** DATA **
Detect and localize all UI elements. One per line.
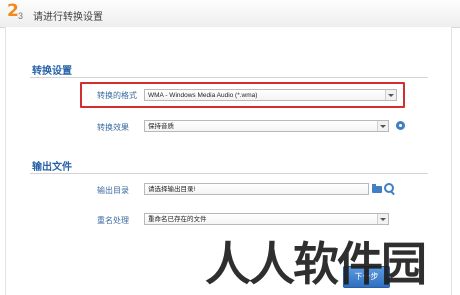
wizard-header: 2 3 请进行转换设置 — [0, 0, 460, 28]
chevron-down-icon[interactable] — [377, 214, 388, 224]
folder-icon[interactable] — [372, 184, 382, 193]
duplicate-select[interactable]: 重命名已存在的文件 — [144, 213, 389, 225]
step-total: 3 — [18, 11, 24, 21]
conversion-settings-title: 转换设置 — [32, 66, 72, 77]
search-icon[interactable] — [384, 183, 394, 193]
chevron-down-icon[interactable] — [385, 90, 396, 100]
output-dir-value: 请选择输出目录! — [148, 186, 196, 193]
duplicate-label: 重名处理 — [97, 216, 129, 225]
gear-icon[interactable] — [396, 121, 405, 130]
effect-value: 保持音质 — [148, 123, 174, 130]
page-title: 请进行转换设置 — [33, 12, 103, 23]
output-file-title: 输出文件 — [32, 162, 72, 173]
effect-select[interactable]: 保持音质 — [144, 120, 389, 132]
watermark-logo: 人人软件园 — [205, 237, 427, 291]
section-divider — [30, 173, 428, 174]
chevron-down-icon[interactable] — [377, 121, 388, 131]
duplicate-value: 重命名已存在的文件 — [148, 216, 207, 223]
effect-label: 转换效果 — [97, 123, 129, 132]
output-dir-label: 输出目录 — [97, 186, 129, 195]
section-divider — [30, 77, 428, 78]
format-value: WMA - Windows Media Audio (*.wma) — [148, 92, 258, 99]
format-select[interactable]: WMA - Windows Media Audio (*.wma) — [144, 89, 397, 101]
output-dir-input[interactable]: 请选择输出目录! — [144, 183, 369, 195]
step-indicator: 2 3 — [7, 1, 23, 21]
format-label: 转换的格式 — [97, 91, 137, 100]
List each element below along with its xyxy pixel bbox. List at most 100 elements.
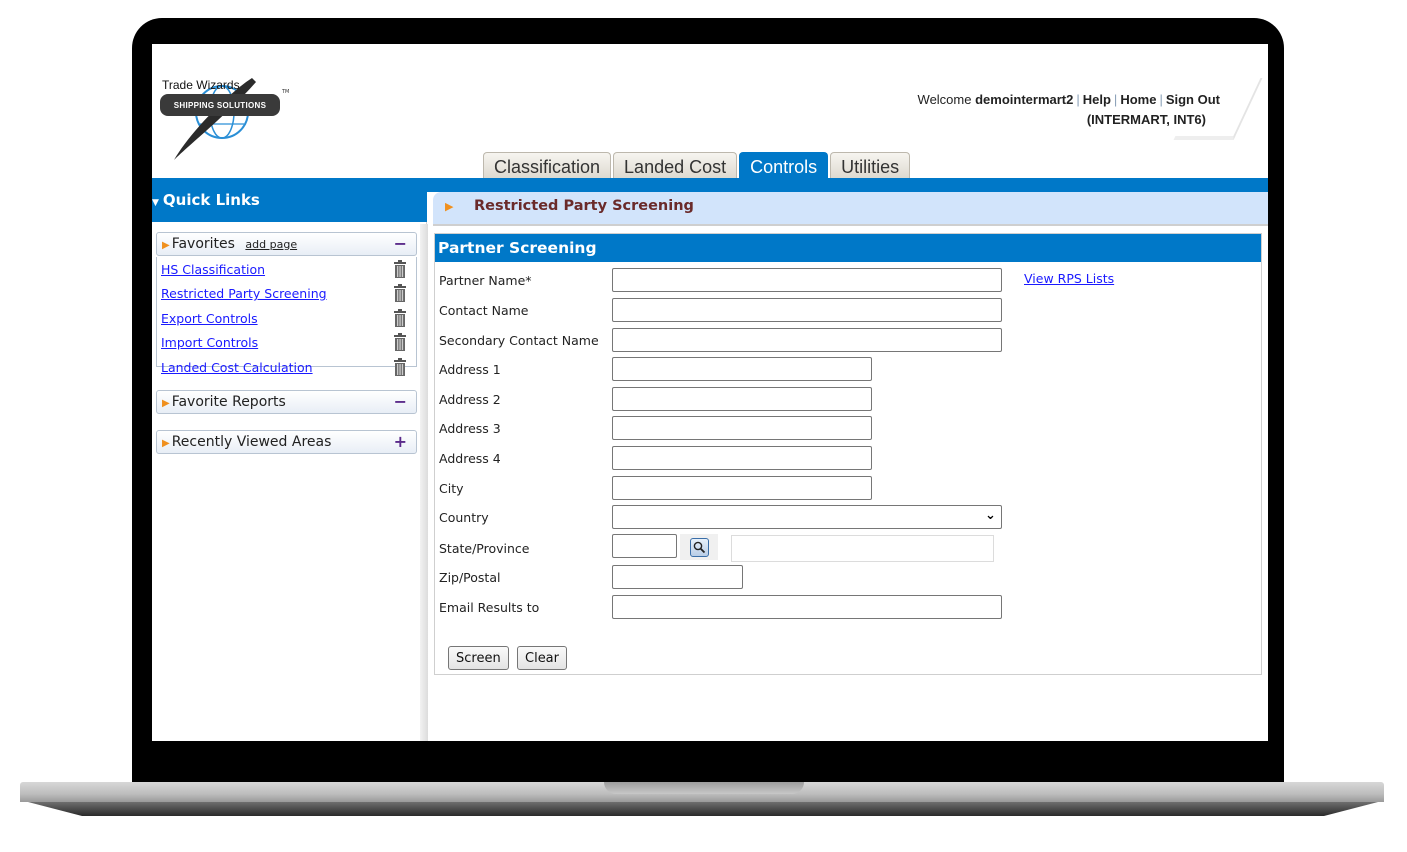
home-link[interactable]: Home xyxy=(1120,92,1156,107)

** DIRECTION **
Extract each line of the listing above that contains the string "step", matching uppercase and lowercase exactly.

** TASK ANSWER **
step-total: 3 — [18, 11, 24, 21]
step-indicator: 2 3 — [7, 1, 23, 21]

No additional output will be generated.